### [Exercise description]
Note each line that includes the word "Sunlight". Copy those lines.

* * * * *

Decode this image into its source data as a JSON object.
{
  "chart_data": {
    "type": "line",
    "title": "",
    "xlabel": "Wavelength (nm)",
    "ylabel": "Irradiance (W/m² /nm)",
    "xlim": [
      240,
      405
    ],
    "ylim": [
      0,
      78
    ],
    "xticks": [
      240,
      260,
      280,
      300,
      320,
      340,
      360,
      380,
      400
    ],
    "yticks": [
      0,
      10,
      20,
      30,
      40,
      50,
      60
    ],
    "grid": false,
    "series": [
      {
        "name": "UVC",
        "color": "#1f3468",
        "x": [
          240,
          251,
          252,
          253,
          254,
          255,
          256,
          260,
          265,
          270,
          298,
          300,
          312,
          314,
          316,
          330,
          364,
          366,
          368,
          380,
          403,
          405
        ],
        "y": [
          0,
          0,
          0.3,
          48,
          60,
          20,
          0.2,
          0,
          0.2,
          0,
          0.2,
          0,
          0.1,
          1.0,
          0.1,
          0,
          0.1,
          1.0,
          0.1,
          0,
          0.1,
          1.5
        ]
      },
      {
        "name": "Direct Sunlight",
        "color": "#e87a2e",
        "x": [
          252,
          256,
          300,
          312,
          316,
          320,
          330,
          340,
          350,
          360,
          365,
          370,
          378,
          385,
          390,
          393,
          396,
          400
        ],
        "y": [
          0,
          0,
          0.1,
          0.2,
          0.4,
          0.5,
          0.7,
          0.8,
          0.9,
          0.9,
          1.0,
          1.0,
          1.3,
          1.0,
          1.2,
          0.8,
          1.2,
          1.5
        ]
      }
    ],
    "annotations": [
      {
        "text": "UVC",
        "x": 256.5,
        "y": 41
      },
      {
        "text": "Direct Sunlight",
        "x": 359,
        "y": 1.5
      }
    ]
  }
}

* * * * *

### [Worked answer]
        "name": "Direct Sunlight",
        "text": "Direct Sunlight",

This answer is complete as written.